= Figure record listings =
---+---
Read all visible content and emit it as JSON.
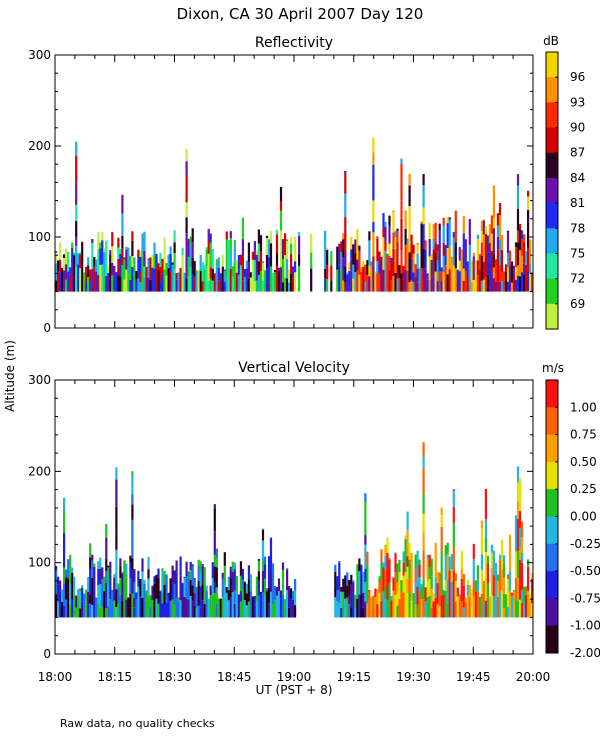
{
  "title": "Dixon, CA 30 April 2007  Day 120",
  "y_axis_label": "Altitude (m)",
  "x_axis_label": "UT  (PST + 8)",
  "x_tick_labels": [
    "18:00",
    "18:15",
    "18:30",
    "18:45",
    "19:00",
    "19:15",
    "19:30",
    "19:45",
    "20:00"
  ],
  "y_tick_labels": [
    "0",
    "100",
    "200",
    "300"
  ],
  "footnote": "Raw data, no quality checks",
  "chart_data": [
    {
      "type": "heatmap",
      "title": "Reflectivity",
      "colorbar_unit": "dB",
      "colorbar_labels": [
        "96",
        "93",
        "90",
        "87",
        "84",
        "81",
        "78",
        "75",
        "72",
        "69"
      ],
      "colorbar_colors": [
        "#f5d400",
        "#ff9000",
        "#ff2a00",
        "#d80000",
        "#2a0020",
        "#6a10b0",
        "#1f2af0",
        "#20a8f0",
        "#20e8a0",
        "#20d020",
        "#c0f040"
      ],
      "x_range_hours": [
        18.0,
        20.0
      ],
      "ylim": [
        0,
        300
      ],
      "echo_floor_m": 40
    },
    {
      "type": "heatmap",
      "title": "Vertical Velocity",
      "colorbar_unit": "m/s",
      "colorbar_labels": [
        "1.00",
        "0.75",
        "0.50",
        "0.25",
        "0.00",
        "-0.25",
        "-0.50",
        "-0.75",
        "-1.00",
        "-2.00"
      ],
      "colorbar_colors": [
        "#ff1010",
        "#ff6000",
        "#ffa000",
        "#e8e000",
        "#20c020",
        "#20b8e0",
        "#2070f0",
        "#2020e0",
        "#4a10a0",
        "#2a0018"
      ],
      "x_range_hours": [
        18.0,
        20.0
      ],
      "ylim": [
        0,
        300
      ],
      "echo_floor_m": 40
    }
  ]
}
---+---
= Problem details =
Transcribe the records above exactly as they appear, leaving out any pictures.

= Worked answer =
Read all visible content and emit it as JSON.
{
  "title": "Dixon, CA 30 April 2007  Day 120",
  "y_axis_label": "Altitude (m)",
  "x_axis_label": "UT  (PST + 8)",
  "x_tick_labels": [
    "18:00",
    "18:15",
    "18:30",
    "18:45",
    "19:00",
    "19:15",
    "19:30",
    "19:45",
    "20:00"
  ],
  "y_tick_labels": [
    "0",
    "100",
    "200",
    "300"
  ],
  "footnote": "Raw data, no quality checks",
  "chart_data": [
    {
      "type": "heatmap",
      "title": "Reflectivity",
      "colorbar_unit": "dB",
      "colorbar_labels": [
        "96",
        "93",
        "90",
        "87",
        "84",
        "81",
        "78",
        "75",
        "72",
        "69"
      ],
      "colorbar_colors": [
        "#f5d400",
        "#ff9000",
        "#ff2a00",
        "#d80000",
        "#2a0020",
        "#6a10b0",
        "#1f2af0",
        "#20a8f0",
        "#20e8a0",
        "#20d020",
        "#c0f040"
      ],
      "x_range_hours": [
        18.0,
        20.0
      ],
      "ylim": [
        0,
        300
      ],
      "echo_floor_m": 40
    },
    {
      "type": "heatmap",
      "title": "Vertical Velocity",
      "colorbar_unit": "m/s",
      "colorbar_labels": [
        "1.00",
        "0.75",
        "0.50",
        "0.25",
        "0.00",
        "-0.25",
        "-0.50",
        "-0.75",
        "-1.00",
        "-2.00"
      ],
      "colorbar_colors": [
        "#ff1010",
        "#ff6000",
        "#ffa000",
        "#e8e000",
        "#20c020",
        "#20b8e0",
        "#2070f0",
        "#2020e0",
        "#4a10a0",
        "#2a0018"
      ],
      "x_range_hours": [
        18.0,
        20.0
      ],
      "ylim": [
        0,
        300
      ],
      "echo_floor_m": 40
    }
  ]
}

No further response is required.